(Items listed in a dataset)
== == ==
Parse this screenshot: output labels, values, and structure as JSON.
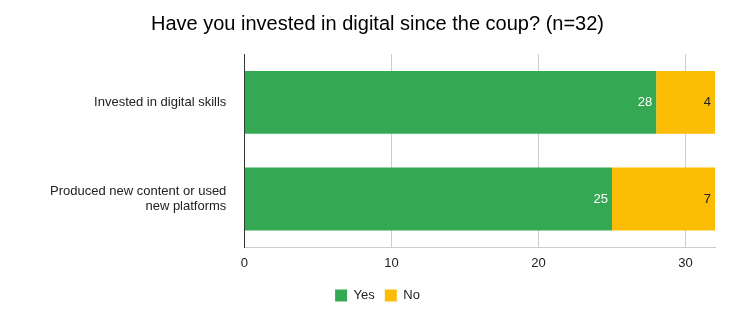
{
  "chart_data": {
    "type": "bar",
    "title": "Have you invested in digital since the coup? (n=32)",
    "orientation": "horizontal",
    "stacked": true,
    "data_labels": true,
    "grid": true,
    "legend": "bottom",
    "categories": [
      "Invested in digital skills",
      "Produced new content or used new platforms"
    ],
    "series": [
      {
        "name": "Yes",
        "color": "#34a853",
        "values": [
          28,
          25
        ]
      },
      {
        "name": "No",
        "color": "#fbbc04",
        "values": [
          4,
          7
        ]
      }
    ],
    "xlim": [
      0,
      32
    ],
    "xticks": [
      0,
      10,
      20,
      30
    ]
  }
}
== == ==
§ Your task
Send back the data above word for word, with the pictures left out.

§ Answer in full
Parse this screenshot: output labels, values, and structure as JSON.
{
  "chart_data": {
    "type": "bar",
    "title": "Have you invested in digital since the coup? (n=32)",
    "orientation": "horizontal",
    "stacked": true,
    "data_labels": true,
    "grid": true,
    "legend": "bottom",
    "categories": [
      "Invested in digital skills",
      "Produced new content or used new platforms"
    ],
    "series": [
      {
        "name": "Yes",
        "color": "#34a853",
        "values": [
          28,
          25
        ]
      },
      {
        "name": "No",
        "color": "#fbbc04",
        "values": [
          4,
          7
        ]
      }
    ],
    "xlim": [
      0,
      32
    ],
    "xticks": [
      0,
      10,
      20,
      30
    ]
  }
}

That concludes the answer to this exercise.